== AIM ==
Every record should be written out exactly, with the pictures left out.

== RECORDED INFORMATION ==

------------------------------------------------------------

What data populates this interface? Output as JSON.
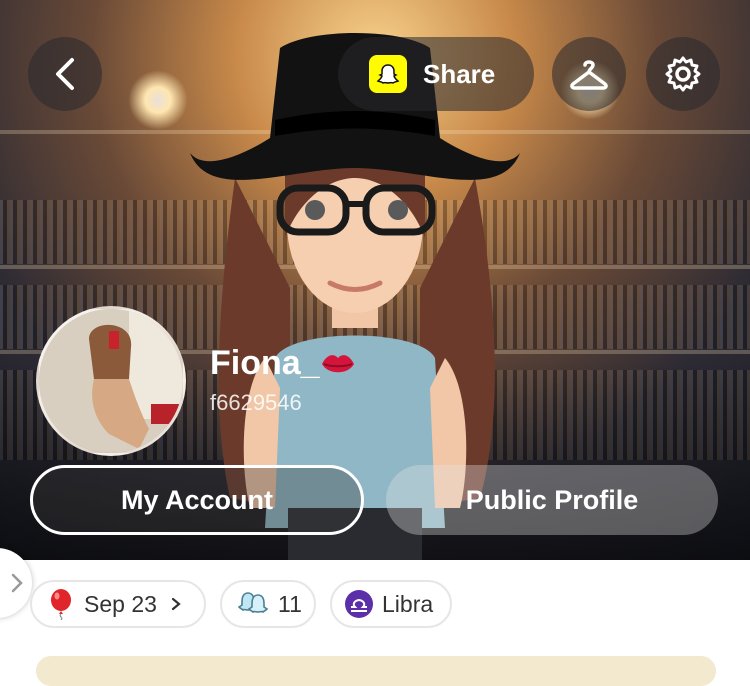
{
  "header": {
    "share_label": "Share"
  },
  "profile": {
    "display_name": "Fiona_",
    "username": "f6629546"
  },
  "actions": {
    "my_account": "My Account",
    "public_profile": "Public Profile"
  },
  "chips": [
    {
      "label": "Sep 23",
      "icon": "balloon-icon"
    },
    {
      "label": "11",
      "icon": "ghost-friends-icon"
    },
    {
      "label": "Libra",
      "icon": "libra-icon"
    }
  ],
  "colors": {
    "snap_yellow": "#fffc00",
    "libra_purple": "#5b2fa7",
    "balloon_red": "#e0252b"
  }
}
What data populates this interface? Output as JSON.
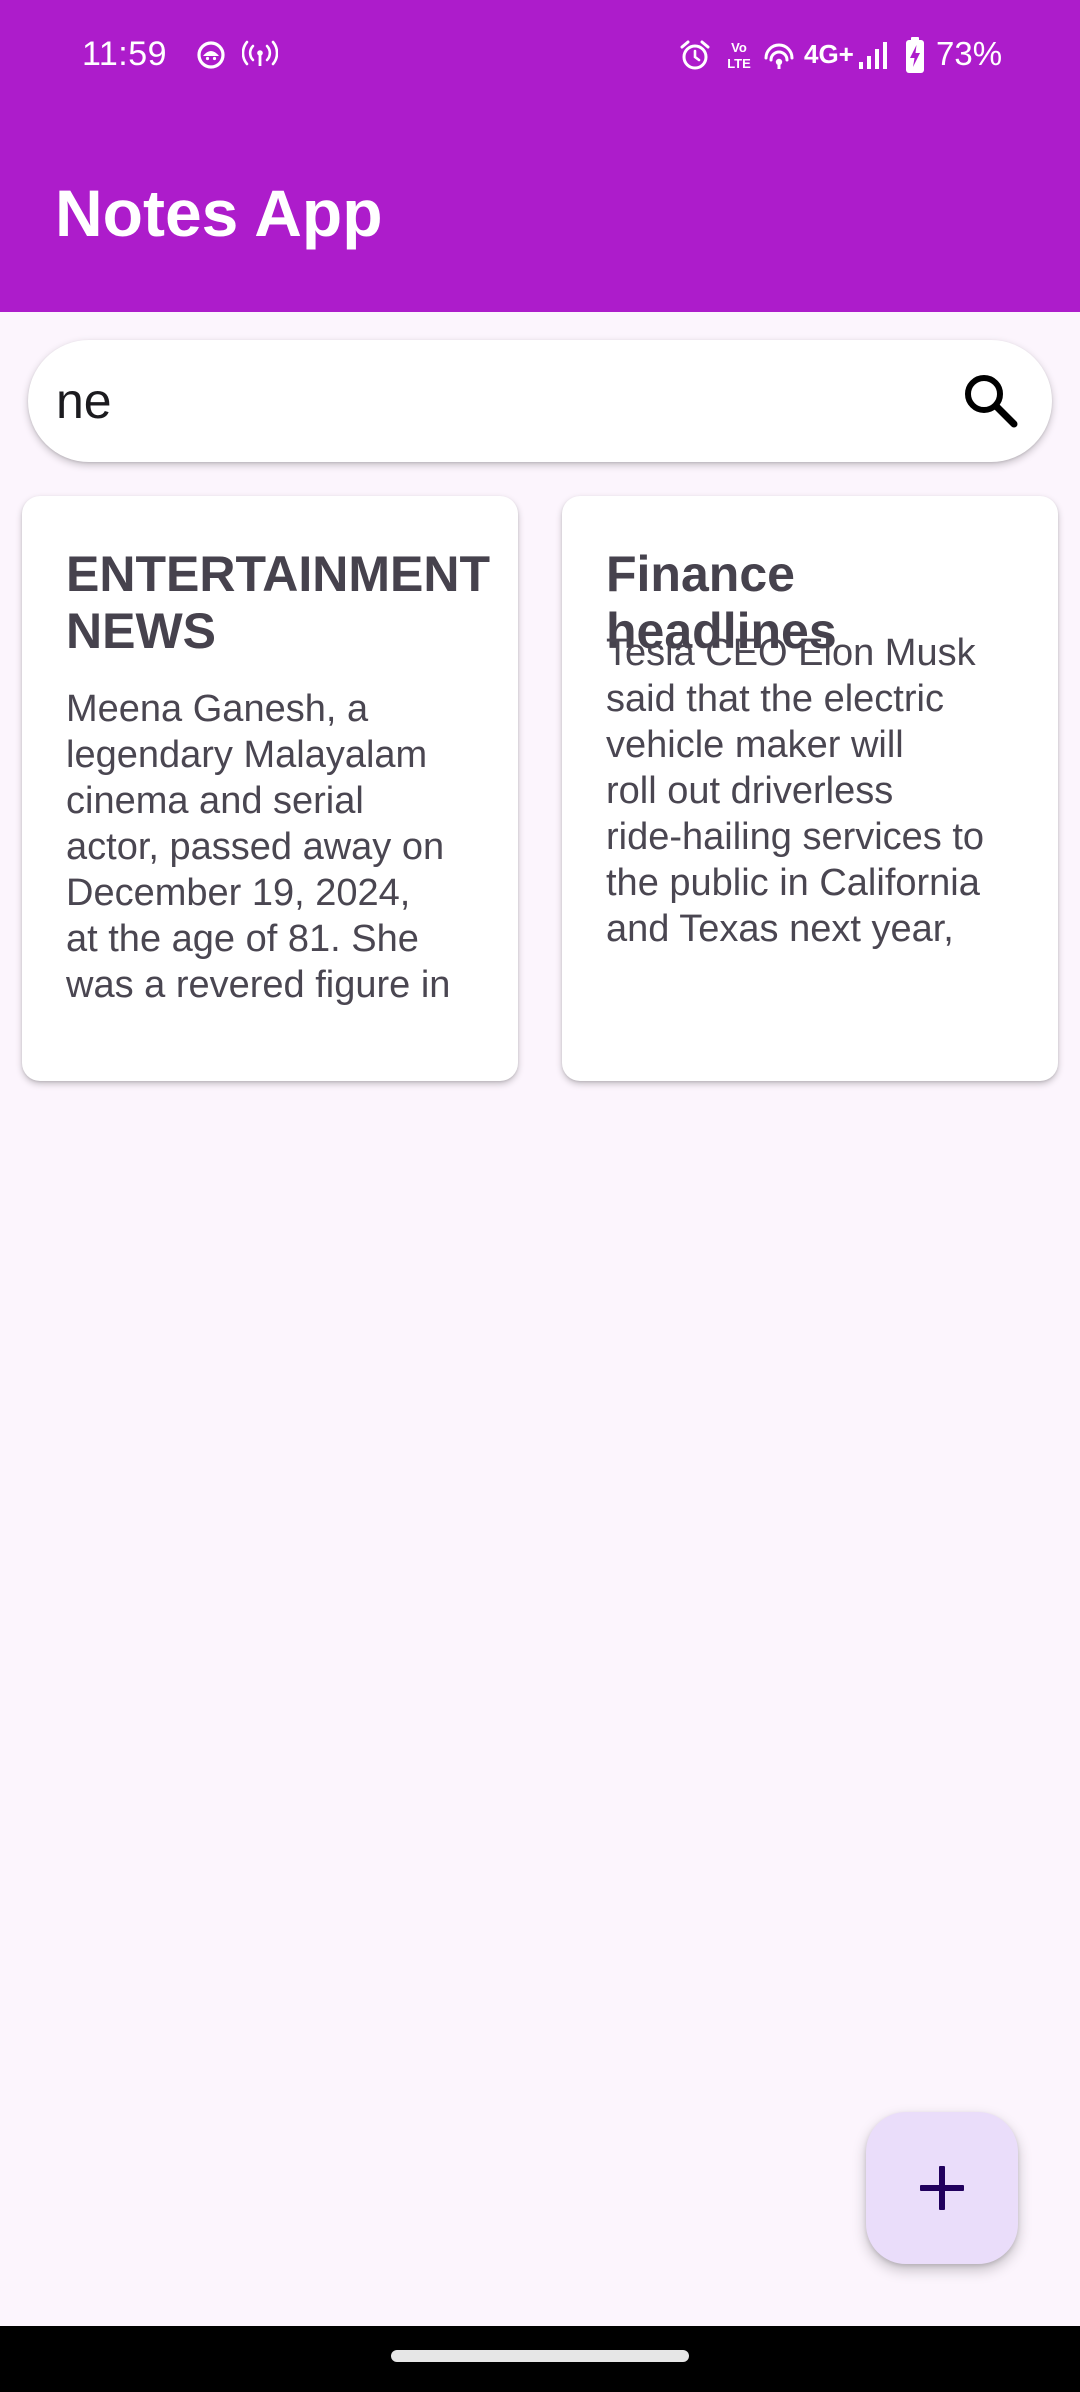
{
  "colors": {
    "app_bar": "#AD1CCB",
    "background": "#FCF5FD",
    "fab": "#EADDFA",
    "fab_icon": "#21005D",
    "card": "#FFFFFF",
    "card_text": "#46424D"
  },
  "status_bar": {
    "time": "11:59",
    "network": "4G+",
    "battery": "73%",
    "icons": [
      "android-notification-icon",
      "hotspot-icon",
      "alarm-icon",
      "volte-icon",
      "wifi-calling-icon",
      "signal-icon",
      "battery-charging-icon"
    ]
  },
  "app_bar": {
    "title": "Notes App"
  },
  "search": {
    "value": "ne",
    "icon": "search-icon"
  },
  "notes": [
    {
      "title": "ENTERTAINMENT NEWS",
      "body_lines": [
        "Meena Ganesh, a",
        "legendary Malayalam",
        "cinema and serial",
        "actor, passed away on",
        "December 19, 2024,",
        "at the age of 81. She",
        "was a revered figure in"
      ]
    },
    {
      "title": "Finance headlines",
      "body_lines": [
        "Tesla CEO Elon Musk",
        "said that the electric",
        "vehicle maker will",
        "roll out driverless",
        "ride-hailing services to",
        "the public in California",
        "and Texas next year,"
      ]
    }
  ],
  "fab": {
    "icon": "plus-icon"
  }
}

------------------------------------------------------------

== TASK OUTPUT ==
What data populates this interface? Output as JSON.
{
  "header": {
    "share_label": "Share"
  },
  "profile": {
    "display_name": "Fiona_",
    "username": "f6629546"
  },
  "actions": {
    "my_account": "My Account",
    "public_profile": "Public Profile"
  },
  "chips": [
    {
      "label": "Sep 23",
      "icon": "balloon-icon"
    },
    {
      "label": "11",
      "icon": "ghost-friends-icon"
    },
    {
      "label": "Libra",
      "icon": "libra-icon"
    }
  ],
  "colors": {
    "snap_yellow": "#fffc00",
    "libra_purple": "#5b2fa7",
    "balloon_red": "#e0252b"
  }
}
What data populates this interface? Output as JSON.
{
  "colors": {
    "app_bar": "#AD1CCB",
    "background": "#FCF5FD",
    "fab": "#EADDFA",
    "fab_icon": "#21005D",
    "card": "#FFFFFF",
    "card_text": "#46424D"
  },
  "status_bar": {
    "time": "11:59",
    "network": "4G+",
    "battery": "73%",
    "icons": [
      "android-notification-icon",
      "hotspot-icon",
      "alarm-icon",
      "volte-icon",
      "wifi-calling-icon",
      "signal-icon",
      "battery-charging-icon"
    ]
  },
  "app_bar": {
    "title": "Notes App"
  },
  "search": {
    "value": "ne",
    "icon": "search-icon"
  },
  "notes": [
    {
      "title": "ENTERTAINMENT NEWS",
      "body_lines": [
        "Meena Ganesh, a",
        "legendary Malayalam",
        "cinema and serial",
        "actor, passed away on",
        "December 19, 2024,",
        "at the age of 81. She",
        "was a revered figure in"
      ]
    },
    {
      "title": "Finance headlines",
      "body_lines": [
        "Tesla CEO Elon Musk",
        "said that the electric",
        "vehicle maker will",
        "roll out driverless",
        "ride-hailing services to",
        "the public in California",
        "and Texas next year,"
      ]
    }
  ],
  "fab": {
    "icon": "plus-icon"
  }
}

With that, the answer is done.